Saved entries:
_ _ _
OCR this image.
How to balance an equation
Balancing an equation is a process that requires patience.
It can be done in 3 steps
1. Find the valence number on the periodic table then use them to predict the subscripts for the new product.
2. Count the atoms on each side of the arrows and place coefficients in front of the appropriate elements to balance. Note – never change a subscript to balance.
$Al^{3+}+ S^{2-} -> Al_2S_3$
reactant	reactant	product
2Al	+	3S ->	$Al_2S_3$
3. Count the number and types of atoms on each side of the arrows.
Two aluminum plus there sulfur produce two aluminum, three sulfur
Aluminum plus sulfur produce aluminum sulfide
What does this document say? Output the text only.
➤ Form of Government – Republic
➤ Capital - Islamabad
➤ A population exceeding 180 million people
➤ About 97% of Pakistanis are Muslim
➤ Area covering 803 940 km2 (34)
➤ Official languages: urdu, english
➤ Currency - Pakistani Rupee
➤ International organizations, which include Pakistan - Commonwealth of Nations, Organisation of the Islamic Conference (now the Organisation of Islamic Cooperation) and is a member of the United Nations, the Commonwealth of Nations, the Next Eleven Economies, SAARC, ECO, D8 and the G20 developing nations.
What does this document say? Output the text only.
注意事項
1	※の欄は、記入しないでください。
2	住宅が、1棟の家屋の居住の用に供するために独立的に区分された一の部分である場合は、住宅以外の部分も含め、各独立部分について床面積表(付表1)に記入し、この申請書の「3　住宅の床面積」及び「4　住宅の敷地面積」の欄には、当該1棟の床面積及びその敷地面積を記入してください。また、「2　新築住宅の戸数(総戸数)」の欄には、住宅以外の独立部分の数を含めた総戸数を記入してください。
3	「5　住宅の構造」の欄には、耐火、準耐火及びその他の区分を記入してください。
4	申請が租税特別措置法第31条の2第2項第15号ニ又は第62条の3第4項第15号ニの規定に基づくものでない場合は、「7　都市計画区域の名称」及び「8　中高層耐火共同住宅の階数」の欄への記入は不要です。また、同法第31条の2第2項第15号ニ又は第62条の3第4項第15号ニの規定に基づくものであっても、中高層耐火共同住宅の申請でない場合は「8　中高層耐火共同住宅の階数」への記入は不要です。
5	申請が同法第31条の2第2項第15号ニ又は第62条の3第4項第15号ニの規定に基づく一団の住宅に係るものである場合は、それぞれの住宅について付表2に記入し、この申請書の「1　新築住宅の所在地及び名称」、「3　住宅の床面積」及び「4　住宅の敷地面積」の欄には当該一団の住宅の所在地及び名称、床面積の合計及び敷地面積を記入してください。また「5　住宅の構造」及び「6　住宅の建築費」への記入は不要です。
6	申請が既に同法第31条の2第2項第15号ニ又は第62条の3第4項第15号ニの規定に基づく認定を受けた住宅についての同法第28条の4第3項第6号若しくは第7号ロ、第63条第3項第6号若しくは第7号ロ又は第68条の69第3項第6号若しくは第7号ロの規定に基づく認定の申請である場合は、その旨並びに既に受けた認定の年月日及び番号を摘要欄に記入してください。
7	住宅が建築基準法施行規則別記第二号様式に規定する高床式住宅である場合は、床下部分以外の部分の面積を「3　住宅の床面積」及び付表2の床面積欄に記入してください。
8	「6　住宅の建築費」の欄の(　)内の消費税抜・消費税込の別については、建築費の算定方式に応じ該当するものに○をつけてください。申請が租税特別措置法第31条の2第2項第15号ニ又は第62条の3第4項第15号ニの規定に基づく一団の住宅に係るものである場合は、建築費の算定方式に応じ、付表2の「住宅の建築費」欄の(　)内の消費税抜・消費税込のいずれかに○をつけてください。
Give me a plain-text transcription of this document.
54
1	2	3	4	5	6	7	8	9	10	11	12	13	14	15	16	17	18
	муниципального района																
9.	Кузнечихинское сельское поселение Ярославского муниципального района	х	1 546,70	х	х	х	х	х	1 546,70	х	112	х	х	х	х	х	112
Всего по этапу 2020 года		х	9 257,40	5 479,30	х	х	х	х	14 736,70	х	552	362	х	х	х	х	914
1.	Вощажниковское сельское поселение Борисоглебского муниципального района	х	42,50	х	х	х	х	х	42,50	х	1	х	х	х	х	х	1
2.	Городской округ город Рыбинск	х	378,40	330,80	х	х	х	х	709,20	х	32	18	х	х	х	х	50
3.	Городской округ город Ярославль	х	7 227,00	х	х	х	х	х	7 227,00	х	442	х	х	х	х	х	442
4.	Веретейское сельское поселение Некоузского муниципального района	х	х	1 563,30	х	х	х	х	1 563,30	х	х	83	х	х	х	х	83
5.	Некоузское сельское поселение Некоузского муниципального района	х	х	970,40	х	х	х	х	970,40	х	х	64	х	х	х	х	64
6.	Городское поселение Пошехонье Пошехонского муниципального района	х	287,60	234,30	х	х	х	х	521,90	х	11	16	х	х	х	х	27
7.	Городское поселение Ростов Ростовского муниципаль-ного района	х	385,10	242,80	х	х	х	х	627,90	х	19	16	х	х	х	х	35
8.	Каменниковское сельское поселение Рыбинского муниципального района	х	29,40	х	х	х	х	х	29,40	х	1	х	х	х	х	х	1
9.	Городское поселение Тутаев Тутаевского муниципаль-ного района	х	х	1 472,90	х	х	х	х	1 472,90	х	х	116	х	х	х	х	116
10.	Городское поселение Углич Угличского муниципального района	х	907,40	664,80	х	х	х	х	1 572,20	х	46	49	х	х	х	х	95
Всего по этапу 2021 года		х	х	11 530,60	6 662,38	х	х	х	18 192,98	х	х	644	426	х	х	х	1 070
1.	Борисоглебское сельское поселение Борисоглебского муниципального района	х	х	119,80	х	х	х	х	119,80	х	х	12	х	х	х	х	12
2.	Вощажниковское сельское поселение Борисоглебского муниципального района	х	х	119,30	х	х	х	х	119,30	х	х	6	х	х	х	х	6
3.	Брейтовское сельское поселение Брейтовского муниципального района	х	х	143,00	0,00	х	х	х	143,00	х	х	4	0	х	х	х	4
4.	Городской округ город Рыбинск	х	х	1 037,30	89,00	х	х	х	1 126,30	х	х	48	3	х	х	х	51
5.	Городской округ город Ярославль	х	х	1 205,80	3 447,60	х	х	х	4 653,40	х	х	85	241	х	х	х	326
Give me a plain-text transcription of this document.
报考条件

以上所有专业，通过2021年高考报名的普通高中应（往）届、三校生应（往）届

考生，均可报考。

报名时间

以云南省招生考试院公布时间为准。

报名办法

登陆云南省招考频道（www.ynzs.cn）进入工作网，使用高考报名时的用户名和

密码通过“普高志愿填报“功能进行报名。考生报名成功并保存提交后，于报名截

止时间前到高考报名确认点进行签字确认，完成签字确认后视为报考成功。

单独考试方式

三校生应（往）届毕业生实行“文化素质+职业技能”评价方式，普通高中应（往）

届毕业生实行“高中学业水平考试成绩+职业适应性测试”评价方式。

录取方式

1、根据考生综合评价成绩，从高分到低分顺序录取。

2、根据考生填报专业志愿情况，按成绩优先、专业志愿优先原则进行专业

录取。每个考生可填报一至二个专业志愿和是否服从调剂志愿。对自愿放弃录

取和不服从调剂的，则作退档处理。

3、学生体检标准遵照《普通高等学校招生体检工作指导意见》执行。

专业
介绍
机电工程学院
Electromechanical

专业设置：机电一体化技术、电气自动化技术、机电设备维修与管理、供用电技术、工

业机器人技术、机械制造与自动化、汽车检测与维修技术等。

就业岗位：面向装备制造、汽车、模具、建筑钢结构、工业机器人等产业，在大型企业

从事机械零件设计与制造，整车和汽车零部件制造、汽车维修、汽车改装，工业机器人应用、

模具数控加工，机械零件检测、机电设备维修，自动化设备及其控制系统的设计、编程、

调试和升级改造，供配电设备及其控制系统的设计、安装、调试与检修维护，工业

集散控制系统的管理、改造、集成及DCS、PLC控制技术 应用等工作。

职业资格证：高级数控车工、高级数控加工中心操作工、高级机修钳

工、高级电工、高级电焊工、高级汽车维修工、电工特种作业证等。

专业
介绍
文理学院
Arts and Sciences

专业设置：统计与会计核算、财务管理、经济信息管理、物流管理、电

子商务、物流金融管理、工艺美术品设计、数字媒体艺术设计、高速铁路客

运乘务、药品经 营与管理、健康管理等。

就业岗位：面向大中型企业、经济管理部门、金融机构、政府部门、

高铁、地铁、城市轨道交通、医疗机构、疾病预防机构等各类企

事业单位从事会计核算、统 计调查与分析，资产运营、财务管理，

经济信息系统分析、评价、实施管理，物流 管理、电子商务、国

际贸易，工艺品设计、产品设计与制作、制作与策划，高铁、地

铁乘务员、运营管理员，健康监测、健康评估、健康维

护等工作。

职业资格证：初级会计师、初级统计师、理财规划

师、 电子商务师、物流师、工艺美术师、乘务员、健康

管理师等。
_ _ _
Written task: Show the lines of the data that hold the word "三校生应".

Response:
以上所有专业，通过2021年高考报名的普通高中应（往）届、三校生应（往）届
三校生应（往）届毕业生实行“文化素质+职业技能”评价方式，普通高中应（往）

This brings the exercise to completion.